Apply what you read
a. Copy out every sentence in the discussion of God and creation that ends with a question mark.
b. Resume the discussion of God and creation from its last sentence onward.

Provided text
BEGIN

Scientists approach are an attempt to set things in stone, theories based on inference based on axioms.. but where is foundation for Christians' beliefs?
Sod it, we'll never figure this out.
> Can't evolution be God's intelligent design?
Anything can be anything, if you say it is. Doesn't mean it's true.
Why did a being
> apparently far greater than ourselves try and build a world for
> creatures to live in, in a week, with no known materials?
And how do you define a week when there's no Sun and no Earth rotating around it to produce days and nights...?
The Garden of Eden however I think was used to show humans that the should follow the path of God otherwise bad things would happen which is in my opinion Hell.God ,in my opinion,didn't create Adam from his 'ribs' because of the belief that God has no phsical form as that would limit his omnipotence and omnipresence.It is just used to show how God created humans with some of the same qualities to a lesser extent.

END

Provided material
BEGIN

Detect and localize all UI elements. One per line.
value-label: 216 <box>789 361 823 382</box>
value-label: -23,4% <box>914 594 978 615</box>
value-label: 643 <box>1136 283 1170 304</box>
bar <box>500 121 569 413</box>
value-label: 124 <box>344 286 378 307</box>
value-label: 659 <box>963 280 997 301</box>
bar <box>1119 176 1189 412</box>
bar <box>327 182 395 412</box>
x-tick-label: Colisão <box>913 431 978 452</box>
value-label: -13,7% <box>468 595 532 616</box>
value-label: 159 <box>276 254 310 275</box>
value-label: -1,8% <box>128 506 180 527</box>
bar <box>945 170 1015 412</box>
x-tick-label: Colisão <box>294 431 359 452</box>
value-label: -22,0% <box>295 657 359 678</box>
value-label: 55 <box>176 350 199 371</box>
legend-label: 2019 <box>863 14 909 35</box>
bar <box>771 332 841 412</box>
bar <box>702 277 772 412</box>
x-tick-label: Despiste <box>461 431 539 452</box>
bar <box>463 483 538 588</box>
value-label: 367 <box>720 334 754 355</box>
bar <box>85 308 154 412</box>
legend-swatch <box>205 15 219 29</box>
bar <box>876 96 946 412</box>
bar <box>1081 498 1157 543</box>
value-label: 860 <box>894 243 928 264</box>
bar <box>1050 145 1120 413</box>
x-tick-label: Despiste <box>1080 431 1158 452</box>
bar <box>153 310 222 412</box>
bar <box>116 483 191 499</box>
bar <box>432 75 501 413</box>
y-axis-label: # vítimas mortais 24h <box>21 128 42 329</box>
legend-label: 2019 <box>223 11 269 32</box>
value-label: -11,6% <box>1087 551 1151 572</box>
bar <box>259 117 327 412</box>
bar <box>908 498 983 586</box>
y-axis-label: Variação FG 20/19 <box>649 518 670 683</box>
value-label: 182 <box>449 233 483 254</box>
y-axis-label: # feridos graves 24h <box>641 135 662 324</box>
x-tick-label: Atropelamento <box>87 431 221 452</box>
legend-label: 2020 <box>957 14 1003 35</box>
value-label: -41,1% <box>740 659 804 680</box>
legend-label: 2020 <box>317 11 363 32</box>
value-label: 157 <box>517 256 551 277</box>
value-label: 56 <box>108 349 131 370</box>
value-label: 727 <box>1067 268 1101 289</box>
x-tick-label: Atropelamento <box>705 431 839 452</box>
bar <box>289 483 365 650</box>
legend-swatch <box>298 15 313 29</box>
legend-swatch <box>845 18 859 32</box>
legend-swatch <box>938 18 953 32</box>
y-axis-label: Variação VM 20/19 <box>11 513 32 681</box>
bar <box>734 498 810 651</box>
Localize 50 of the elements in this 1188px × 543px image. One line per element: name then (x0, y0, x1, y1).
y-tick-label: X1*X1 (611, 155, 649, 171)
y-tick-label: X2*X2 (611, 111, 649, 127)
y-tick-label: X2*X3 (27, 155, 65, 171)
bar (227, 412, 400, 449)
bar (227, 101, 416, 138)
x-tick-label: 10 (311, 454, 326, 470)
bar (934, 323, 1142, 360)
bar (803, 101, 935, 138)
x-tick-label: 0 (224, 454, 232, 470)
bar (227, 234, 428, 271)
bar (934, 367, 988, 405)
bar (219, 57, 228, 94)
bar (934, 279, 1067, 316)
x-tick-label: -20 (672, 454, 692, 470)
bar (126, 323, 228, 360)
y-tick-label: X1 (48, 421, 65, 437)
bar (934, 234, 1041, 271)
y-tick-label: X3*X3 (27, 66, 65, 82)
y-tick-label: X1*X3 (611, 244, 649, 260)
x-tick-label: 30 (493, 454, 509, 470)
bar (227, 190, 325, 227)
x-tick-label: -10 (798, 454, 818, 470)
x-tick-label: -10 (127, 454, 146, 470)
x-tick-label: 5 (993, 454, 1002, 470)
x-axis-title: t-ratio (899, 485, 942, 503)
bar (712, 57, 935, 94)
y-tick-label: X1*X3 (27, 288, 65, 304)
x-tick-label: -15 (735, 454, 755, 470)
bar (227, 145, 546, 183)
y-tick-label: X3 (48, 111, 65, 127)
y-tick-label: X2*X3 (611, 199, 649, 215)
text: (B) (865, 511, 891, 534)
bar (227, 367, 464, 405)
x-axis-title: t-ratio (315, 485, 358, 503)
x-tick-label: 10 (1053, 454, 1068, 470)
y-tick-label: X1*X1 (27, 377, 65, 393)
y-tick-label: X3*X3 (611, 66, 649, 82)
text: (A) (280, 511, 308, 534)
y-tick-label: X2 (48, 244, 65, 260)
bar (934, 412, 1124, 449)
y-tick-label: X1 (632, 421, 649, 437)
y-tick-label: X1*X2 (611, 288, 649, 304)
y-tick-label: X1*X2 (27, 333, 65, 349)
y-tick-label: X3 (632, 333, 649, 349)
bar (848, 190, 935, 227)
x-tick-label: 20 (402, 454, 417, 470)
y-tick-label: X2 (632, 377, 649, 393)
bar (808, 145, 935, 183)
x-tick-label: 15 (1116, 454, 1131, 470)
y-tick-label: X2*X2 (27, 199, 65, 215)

END

Exercise responses
a.
Scientists approach are an attempt to set things in stone, theories based on inference based on axioms.. but where is foundation for Christians' beliefs?
Can't evolution be God's intelligent design?
Why did a being apparently far greater than ourselves try and build a world for creatures to live in, in a week, with no known materials?
And how do you define a week when there's no Sun and no Earth rotating around it to produce days and nights...?

b.
So I am basically saying that the Bible should not be taken literally in some cases.I believe that you should take the miracle stories literally because Jesus was one of the most holy prophets(I'm a Muslim).
On the topic of Creationism I believe that it's place in the RS classroom and not the scientific one.
'Tis all.
> Again, there's another thing that Creation doesn't explain in enough
> detial for me (as you said, the Bible skims over it) and that is the
> question of how God did actually create the world. I've been taught
> about how he created Adam from his rib, which is slightly
> unbelievable but (as Science has shown as) cloning and building from
> single cells is possible.
Heh, that made me smile.
You really can't try to scientifically reason out everything in the Bible like that, because it simply won't work. God is supposedly all-powerful, outside of the retraints of time and space - if he wants to do something, he does it, even if it is physically impossible.
'Slightly unbelievable' doesn't come into Christianity ... you either believe it, because you believe God can do anything, or you try to explain it out in human terms and work yourself into an impossible knot.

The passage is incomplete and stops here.